■ **Written task**
From the entries below, gather every line containing the string "dụng".

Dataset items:
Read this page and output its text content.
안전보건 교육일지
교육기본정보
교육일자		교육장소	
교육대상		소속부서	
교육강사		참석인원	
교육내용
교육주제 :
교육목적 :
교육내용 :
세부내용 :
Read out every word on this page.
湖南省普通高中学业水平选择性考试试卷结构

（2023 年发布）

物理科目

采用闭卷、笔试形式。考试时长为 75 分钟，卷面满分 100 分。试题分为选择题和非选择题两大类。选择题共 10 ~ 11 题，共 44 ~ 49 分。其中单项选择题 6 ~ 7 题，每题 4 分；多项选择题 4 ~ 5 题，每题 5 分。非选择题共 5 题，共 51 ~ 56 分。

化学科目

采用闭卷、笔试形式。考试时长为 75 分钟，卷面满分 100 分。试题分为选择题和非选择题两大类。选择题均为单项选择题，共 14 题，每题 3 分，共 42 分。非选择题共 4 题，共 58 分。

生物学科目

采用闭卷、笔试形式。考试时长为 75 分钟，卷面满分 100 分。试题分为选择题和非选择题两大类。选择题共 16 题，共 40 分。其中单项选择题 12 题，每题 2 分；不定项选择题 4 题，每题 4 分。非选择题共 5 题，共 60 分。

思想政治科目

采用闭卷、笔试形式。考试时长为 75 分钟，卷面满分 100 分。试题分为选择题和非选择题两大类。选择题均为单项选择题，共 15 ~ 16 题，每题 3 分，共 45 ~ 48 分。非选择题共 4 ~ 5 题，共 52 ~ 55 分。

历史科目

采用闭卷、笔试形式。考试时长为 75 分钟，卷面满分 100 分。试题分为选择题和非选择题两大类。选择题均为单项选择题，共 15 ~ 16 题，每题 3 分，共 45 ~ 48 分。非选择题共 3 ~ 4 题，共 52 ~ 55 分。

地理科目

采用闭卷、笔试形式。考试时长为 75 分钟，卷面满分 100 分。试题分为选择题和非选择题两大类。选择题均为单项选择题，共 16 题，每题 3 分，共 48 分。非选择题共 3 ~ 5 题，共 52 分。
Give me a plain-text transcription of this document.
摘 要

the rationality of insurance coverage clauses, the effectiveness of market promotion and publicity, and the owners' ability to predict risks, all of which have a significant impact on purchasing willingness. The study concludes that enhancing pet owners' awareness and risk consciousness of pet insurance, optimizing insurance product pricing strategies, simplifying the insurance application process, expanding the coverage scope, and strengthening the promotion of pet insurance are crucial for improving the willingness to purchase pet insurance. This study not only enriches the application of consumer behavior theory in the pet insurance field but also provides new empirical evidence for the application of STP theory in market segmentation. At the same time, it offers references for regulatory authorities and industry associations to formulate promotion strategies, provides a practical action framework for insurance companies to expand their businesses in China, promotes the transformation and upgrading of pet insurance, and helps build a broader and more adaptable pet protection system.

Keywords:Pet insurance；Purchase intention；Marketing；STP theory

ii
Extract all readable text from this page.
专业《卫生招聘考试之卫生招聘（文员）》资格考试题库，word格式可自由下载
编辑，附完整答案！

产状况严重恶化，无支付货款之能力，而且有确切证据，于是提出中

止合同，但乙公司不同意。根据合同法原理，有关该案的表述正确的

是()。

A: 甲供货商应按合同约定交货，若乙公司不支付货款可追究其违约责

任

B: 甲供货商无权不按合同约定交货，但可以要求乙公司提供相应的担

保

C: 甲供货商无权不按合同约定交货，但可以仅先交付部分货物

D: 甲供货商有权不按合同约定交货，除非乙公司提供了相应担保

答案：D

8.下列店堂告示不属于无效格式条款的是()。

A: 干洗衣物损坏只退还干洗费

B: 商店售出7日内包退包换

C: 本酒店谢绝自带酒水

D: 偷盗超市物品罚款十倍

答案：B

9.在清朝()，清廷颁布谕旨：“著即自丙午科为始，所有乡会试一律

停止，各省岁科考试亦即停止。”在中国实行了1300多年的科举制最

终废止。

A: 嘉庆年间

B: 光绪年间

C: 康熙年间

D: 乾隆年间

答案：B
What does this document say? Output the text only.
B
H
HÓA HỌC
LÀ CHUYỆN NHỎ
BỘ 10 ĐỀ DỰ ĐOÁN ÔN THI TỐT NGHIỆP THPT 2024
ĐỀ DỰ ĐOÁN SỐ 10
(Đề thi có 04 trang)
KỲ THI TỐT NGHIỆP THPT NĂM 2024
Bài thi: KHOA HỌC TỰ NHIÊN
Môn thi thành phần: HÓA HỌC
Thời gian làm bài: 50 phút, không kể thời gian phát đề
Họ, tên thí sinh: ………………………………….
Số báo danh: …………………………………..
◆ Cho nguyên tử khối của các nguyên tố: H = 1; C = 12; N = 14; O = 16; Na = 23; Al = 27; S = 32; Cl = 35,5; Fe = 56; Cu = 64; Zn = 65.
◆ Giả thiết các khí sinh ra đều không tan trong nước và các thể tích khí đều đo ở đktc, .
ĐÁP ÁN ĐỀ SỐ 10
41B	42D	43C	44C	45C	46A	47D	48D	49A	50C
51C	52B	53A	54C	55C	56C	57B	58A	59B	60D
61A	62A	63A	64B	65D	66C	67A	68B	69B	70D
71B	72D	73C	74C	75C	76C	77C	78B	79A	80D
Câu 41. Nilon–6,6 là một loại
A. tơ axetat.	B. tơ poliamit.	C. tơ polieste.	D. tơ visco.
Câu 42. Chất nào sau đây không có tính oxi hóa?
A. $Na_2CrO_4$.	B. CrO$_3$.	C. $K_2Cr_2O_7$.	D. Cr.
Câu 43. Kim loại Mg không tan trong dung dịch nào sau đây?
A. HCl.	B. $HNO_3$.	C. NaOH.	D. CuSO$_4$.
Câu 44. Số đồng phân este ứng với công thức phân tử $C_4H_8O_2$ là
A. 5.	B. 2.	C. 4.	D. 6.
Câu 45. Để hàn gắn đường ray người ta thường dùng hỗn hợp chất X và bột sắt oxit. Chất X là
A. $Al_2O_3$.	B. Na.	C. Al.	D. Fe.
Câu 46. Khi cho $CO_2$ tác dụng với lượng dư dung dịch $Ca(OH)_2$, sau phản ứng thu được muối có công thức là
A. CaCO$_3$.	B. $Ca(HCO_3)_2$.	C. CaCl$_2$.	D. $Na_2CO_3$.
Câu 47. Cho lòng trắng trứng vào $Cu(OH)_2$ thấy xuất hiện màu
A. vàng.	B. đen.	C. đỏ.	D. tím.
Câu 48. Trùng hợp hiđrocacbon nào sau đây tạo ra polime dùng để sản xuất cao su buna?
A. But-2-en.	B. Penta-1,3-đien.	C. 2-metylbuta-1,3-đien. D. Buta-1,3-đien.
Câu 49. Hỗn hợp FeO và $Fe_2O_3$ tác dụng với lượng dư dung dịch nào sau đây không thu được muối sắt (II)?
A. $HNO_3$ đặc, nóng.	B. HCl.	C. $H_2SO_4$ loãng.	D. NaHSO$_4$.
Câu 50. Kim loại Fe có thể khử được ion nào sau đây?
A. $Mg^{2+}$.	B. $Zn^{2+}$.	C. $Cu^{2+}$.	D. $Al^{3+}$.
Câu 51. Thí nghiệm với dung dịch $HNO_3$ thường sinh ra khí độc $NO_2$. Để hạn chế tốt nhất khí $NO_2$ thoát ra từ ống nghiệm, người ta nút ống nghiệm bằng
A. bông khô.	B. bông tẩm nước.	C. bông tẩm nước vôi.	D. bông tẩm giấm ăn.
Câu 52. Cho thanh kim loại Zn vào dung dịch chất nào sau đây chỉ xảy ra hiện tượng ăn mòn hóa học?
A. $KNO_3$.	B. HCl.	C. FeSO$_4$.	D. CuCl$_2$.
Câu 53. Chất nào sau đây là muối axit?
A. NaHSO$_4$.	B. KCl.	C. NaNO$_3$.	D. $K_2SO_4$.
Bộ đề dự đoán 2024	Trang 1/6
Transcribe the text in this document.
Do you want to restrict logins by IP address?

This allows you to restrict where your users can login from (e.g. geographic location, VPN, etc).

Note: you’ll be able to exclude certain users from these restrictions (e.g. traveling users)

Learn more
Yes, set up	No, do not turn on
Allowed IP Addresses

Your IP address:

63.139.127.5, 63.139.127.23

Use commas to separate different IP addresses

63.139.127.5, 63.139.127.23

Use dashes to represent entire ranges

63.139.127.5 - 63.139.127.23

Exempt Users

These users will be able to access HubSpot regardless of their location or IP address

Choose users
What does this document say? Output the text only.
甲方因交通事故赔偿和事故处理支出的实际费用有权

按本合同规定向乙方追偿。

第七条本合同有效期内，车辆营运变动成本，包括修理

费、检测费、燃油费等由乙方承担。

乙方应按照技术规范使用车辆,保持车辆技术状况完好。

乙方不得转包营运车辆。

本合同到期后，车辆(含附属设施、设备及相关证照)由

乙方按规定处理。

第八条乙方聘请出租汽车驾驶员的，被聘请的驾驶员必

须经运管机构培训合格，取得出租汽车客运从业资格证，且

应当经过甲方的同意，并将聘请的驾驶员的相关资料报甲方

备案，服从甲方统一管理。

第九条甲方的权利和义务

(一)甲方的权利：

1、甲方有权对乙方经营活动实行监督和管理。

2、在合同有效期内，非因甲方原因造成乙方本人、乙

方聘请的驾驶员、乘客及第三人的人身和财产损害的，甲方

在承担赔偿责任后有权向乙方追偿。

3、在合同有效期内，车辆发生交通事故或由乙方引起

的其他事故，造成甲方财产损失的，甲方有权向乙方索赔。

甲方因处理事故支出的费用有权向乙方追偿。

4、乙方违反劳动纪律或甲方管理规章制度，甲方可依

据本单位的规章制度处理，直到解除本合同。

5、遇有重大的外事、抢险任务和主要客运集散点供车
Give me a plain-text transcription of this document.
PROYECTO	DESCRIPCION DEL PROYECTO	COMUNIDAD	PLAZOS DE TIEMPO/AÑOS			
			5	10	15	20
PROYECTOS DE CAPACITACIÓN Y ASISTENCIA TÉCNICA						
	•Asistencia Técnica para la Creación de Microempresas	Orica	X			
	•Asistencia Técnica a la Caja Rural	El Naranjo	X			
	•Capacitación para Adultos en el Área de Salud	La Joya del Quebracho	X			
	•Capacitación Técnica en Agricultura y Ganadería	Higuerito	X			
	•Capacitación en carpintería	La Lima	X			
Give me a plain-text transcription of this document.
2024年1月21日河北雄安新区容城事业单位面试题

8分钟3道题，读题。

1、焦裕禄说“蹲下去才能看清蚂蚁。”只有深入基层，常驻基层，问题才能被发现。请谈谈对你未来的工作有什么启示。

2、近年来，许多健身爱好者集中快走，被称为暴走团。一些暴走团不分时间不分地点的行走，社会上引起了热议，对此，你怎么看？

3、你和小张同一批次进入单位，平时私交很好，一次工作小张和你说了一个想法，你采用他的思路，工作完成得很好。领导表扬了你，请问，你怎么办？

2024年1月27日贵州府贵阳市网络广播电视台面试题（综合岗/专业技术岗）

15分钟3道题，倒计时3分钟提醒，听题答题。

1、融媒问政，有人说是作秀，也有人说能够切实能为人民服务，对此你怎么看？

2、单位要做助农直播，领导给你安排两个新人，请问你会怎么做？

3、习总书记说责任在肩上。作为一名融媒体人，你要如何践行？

■ **Solution**
Câu 46. Khi cho $CO_2$ tác dụng với lượng dư dung dịch $Ca(OH)_2$, sau phản ứng thu được muối có công thức là
Câu 49. Hỗn hợp FeO và $Fe_2O_3$ tác dụng với lượng dư dung dịch nào sau đây không thu được muối sắt (II)?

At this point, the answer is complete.